▸ Texto selecionado:
Rafael pondera, ainda, que a Justiça não possui competência técnica para suspender as normas legitimamente aprovadas por um órgão eminentemente técnico, como o CFM, que tem a responsabilidade, outorgada por lei, de regulamentar o exercício da medicina no Brasil e que tem a atuação pautada pela ciência e pela ética médica. “Apesar de a maioria absoluta da população brasileira ser contrária ao aborto, há uma tentativa cada vez mais intensa de flexibilizar a prática no país, buscando a descriminalização dela no ordenamento jurídico pátrio”.
Legislação brasileira
A advogada Chrisciana Oliveira Mello ressalta que, no país, há legislação que autoriza o aborto em situações específicas. Então, o que está em questão não é a legalidade do aborto, mas a forma de praticá-lo. “A justiça entendeu que o CFM não tem competência para complementar a lei. Então, considerou inconstitucional a resolução”, explica, acrescentando que cabe recurso. “Mas, por enquanto, a determinação da Justiça Federal abrange todo o território nacional”.

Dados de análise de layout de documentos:
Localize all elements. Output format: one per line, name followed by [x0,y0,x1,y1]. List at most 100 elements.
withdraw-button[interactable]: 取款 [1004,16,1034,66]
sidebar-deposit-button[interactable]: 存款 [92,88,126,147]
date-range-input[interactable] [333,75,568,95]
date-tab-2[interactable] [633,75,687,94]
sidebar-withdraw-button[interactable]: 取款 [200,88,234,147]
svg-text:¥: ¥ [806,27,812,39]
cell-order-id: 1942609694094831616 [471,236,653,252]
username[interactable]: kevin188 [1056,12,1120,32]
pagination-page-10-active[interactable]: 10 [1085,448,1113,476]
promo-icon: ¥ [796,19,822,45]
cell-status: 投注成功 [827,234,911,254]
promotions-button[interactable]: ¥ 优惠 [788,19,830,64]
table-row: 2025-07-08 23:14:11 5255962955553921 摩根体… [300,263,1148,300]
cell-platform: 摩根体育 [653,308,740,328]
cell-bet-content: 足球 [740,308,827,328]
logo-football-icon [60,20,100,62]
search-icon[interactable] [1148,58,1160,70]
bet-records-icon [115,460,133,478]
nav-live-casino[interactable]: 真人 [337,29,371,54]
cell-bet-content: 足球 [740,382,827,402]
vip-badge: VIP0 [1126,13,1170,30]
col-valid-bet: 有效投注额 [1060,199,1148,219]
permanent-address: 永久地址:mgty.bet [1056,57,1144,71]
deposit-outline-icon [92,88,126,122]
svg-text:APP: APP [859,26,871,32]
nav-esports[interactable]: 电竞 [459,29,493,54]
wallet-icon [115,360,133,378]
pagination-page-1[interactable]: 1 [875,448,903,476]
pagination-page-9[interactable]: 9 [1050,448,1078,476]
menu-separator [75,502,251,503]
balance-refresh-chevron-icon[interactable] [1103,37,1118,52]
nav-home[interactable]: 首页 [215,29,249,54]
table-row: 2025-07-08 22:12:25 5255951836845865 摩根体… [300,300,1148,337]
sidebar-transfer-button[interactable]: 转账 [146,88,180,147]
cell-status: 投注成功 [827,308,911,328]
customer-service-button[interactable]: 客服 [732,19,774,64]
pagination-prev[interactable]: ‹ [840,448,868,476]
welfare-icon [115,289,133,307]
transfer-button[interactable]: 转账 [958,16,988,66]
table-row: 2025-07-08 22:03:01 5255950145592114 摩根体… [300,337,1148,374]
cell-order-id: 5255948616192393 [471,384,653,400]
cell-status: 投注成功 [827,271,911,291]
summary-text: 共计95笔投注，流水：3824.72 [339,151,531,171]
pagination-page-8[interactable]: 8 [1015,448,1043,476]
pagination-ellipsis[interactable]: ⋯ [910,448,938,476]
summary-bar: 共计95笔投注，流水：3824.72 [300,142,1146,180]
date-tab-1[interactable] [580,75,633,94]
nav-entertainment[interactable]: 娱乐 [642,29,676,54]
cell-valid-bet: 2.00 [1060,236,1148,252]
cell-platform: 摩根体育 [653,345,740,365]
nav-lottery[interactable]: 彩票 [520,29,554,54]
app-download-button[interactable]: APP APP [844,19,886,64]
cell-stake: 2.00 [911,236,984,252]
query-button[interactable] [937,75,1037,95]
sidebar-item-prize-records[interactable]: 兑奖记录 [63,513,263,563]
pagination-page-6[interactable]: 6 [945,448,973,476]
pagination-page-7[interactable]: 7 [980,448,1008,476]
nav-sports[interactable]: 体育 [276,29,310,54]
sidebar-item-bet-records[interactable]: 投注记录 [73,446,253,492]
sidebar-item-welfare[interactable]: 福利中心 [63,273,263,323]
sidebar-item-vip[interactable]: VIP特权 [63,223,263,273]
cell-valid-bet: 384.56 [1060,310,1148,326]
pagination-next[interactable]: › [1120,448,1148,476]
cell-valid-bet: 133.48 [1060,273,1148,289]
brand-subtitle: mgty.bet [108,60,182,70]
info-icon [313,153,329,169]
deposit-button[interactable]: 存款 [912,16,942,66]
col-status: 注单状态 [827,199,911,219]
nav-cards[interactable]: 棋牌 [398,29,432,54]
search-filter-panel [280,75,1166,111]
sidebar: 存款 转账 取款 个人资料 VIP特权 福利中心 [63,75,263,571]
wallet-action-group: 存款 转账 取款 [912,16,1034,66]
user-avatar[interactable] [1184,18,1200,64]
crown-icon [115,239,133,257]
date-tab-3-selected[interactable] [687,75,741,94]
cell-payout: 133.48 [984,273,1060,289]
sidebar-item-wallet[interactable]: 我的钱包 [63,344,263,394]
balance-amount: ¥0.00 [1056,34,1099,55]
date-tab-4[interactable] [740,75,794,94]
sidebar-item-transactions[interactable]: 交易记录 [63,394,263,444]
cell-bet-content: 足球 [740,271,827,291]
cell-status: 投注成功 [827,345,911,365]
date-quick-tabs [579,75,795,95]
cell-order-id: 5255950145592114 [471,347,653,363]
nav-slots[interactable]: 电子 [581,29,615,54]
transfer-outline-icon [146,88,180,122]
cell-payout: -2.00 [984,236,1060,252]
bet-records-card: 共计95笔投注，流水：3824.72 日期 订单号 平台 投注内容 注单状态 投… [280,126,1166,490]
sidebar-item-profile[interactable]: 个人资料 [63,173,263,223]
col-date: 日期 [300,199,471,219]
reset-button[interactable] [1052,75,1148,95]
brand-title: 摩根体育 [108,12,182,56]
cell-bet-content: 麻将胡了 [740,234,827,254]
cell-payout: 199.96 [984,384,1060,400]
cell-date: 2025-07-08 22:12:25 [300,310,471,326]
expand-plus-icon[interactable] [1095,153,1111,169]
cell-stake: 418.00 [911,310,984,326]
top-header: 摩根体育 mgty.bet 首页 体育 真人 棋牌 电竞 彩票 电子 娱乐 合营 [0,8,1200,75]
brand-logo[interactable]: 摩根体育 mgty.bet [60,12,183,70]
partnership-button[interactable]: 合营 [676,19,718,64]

▸ Tarefa:
Responda, com base no texto sobre a resolução do CFM:
1. Segundo Rafael, quem tem a responsabilidade, outorgada por lei, de regulamentar o exercício da medicina no Brasil?
2. Para Chrisciana Oliveira Mello, o que está em questão, já que não é a legalidade do aborto?
3. Por enquanto, que área a determinação da Justiça Federal abrange?
As linhas não têm nenhum papel aqui.

▸ Resposta da tarefa:
1. O CFM.
2. A forma de praticar o aborto.
3. Todo o território nacional.